Figure data in JSON
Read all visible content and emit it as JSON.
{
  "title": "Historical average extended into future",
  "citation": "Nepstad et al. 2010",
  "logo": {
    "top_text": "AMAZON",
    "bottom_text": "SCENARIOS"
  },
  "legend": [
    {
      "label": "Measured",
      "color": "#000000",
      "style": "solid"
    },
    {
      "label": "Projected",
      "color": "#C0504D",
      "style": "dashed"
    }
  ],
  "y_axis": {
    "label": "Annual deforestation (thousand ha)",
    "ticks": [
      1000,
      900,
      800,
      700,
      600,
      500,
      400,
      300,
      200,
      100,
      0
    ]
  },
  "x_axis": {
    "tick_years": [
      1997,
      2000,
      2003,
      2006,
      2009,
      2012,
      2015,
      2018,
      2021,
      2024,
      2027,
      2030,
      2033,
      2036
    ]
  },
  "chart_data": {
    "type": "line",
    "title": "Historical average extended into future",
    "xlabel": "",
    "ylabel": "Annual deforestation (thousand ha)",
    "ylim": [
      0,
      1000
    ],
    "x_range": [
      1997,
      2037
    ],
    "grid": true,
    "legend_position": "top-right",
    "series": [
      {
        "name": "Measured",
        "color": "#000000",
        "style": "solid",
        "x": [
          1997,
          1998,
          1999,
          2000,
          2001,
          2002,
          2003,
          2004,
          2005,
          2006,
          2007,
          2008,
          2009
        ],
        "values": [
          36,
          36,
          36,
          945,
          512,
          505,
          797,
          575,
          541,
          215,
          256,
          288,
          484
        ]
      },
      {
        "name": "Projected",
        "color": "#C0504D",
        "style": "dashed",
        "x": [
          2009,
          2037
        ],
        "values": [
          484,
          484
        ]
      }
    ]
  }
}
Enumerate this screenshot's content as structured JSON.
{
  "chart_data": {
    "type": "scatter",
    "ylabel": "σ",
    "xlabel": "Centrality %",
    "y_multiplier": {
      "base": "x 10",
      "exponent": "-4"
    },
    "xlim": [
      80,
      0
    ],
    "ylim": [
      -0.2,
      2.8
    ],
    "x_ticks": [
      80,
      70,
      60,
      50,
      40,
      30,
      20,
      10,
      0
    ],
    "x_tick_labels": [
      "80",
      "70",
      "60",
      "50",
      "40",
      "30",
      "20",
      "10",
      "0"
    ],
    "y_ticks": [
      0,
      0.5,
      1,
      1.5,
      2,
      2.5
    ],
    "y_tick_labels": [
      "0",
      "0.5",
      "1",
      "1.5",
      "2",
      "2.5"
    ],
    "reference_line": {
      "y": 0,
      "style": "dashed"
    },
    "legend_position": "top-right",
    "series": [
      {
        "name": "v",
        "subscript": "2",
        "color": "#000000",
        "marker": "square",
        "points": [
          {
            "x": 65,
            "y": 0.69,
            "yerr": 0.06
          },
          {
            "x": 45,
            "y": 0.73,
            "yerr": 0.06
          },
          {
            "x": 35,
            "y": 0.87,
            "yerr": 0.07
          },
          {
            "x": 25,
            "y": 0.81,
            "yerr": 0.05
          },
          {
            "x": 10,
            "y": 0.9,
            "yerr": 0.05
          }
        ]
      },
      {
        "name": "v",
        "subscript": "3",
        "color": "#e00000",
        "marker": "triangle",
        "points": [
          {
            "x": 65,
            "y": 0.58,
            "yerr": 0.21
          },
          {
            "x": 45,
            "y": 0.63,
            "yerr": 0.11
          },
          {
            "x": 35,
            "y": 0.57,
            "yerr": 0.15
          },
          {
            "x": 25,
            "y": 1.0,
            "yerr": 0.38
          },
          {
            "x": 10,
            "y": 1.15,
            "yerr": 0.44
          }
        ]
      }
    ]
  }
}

What the task requires -
The records above should be restated word for word, please.

Answer in full -
Read all visible content and emit it as JSON.
{
  "title": "Historical average extended into future",
  "citation": "Nepstad et al. 2010",
  "logo": {
    "top_text": "AMAZON",
    "bottom_text": "SCENARIOS"
  },
  "legend": [
    {
      "label": "Measured",
      "color": "#000000",
      "style": "solid"
    },
    {
      "label": "Projected",
      "color": "#C0504D",
      "style": "dashed"
    }
  ],
  "y_axis": {
    "label": "Annual deforestation (thousand ha)",
    "ticks": [
      1000,
      900,
      800,
      700,
      600,
      500,
      400,
      300,
      200,
      100,
      0
    ]
  },
  "x_axis": {
    "tick_years": [
      1997,
      2000,
      2003,
      2006,
      2009,
      2012,
      2015,
      2018,
      2021,
      2024,
      2027,
      2030,
      2033,
      2036
    ]
  },
  "chart_data": {
    "type": "line",
    "title": "Historical average extended into future",
    "xlabel": "",
    "ylabel": "Annual deforestation (thousand ha)",
    "ylim": [
      0,
      1000
    ],
    "x_range": [
      1997,
      2037
    ],
    "grid": true,
    "legend_position": "top-right",
    "series": [
      {
        "name": "Measured",
        "color": "#000000",
        "style": "solid",
        "x": [
          1997,
          1998,
          1999,
          2000,
          2001,
          2002,
          2003,
          2004,
          2005,
          2006,
          2007,
          2008,
          2009
        ],
        "values": [
          36,
          36,
          36,
          945,
          512,
          505,
          797,
          575,
          541,
          215,
          256,
          288,
          484
        ]
      },
      {
        "name": "Projected",
        "color": "#C0504D",
        "style": "dashed",
        "x": [
          2009,
          2037
        ],
        "values": [
          484,
          484
        ]
      }
    ]
  }
}
Enumerate this screenshot's content as structured JSON.
{
  "chart_data": {
    "type": "scatter",
    "ylabel": "σ",
    "xlabel": "Centrality %",
    "y_multiplier": {
      "base": "x 10",
      "exponent": "-4"
    },
    "xlim": [
      80,
      0
    ],
    "ylim": [
      -0.2,
      2.8
    ],
    "x_ticks": [
      80,
      70,
      60,
      50,
      40,
      30,
      20,
      10,
      0
    ],
    "x_tick_labels": [
      "80",
      "70",
      "60",
      "50",
      "40",
      "30",
      "20",
      "10",
      "0"
    ],
    "y_ticks": [
      0,
      0.5,
      1,
      1.5,
      2,
      2.5
    ],
    "y_tick_labels": [
      "0",
      "0.5",
      "1",
      "1.5",
      "2",
      "2.5"
    ],
    "reference_line": {
      "y": 0,
      "style": "dashed"
    },
    "legend_position": "top-right",
    "series": [
      {
        "name": "v",
        "subscript": "2",
        "color": "#000000",
        "marker": "square",
        "points": [
          {
            "x": 65,
            "y": 0.69,
            "yerr": 0.06
          },
          {
            "x": 45,
            "y": 0.73,
            "yerr": 0.06
          },
          {
            "x": 35,
            "y": 0.87,
            "yerr": 0.07
          },
          {
            "x": 25,
            "y": 0.81,
            "yerr": 0.05
          },
          {
            "x": 10,
            "y": 0.9,
            "yerr": 0.05
          }
        ]
      },
      {
        "name": "v",
        "subscript": "3",
        "color": "#e00000",
        "marker": "triangle",
        "points": [
          {
            "x": 65,
            "y": 0.58,
            "yerr": 0.21
          },
          {
            "x": 45,
            "y": 0.63,
            "yerr": 0.11
          },
          {
            "x": 35,
            "y": 0.57,
            "yerr": 0.15
          },
          {
            "x": 25,
            "y": 1.0,
            "yerr": 0.38
          },
          {
            "x": 10,
            "y": 1.15,
            "yerr": 0.44
          }
        ]
      }
    ]
  }
}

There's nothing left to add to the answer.